** Exercise directions **
Write out each record again exactly as it stands.

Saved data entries
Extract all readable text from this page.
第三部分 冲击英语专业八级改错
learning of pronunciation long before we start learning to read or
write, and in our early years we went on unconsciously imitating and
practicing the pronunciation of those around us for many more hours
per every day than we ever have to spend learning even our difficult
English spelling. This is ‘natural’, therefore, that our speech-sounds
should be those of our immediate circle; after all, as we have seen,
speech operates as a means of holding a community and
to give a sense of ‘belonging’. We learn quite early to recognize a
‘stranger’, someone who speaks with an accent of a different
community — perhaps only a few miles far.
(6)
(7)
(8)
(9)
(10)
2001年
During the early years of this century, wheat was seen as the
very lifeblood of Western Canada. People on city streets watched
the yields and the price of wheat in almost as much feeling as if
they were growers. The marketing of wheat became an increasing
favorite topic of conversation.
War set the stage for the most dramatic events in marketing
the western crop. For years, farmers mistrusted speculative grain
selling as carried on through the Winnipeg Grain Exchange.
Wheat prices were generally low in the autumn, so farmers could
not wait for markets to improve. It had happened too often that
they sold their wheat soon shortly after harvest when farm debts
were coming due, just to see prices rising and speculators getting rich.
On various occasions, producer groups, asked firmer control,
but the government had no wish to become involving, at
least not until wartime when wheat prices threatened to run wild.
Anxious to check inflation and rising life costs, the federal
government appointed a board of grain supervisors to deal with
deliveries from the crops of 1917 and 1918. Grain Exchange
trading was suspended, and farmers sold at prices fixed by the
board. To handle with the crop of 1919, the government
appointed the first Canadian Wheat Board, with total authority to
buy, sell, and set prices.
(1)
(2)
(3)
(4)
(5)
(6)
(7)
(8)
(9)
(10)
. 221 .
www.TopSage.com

** Exercise response **
Extract all readable text from this page.
第三部分 冲击英语专业八级改错
learning of pronunciation long before we start learning to read or
write, and in our early years we went on unconsciously imitating and
practicing the pronunciation of those around us for many more hours
per every day than we ever have to spend learning even our difficult
English spelling. This is ‘natural’, therefore, that our speech-sounds
should be those of our immediate circle; after all, as we have seen,
speech operates as a means of holding a community and
to give a sense of ‘belonging’. We learn quite early to recognize a
‘stranger’, someone who speaks with an accent of a different
community — perhaps only a few miles far.
(6)
(7)
(8)
(9)
(10)
2001年
During the early years of this century, wheat was seen as the
very lifeblood of Western Canada. People on city streets watched
the yields and the price of wheat in almost as much feeling as if
they were growers. The marketing of wheat became an increasing
favorite topic of conversation.
War set the stage for the most dramatic events in marketing
the western crop. For years, farmers mistrusted speculative grain
selling as carried on through the Winnipeg Grain Exchange.
Wheat prices were generally low in the autumn, so farmers could
not wait for markets to improve. It had happened too often that
they sold their wheat soon shortly after harvest when farm debts
were coming due, just to see prices rising and speculators getting rich.
On various occasions, producer groups, asked firmer control,
but the government had no wish to become involving, at
least not until wartime when wheat prices threatened to run wild.
Anxious to check inflation and rising life costs, the federal
government appointed a board of grain supervisors to deal with
deliveries from the crops of 1917 and 1918. Grain Exchange
trading was suspended, and farmers sold at prices fixed by the
board. To handle with the crop of 1919, the government
appointed the first Canadian Wheat Board, with total authority to
buy, sell, and set prices.
(1)
(2)
(3)
(4)
(5)
(6)
(7)
(8)
(9)
(10)
. 221 .
www.TopSage.com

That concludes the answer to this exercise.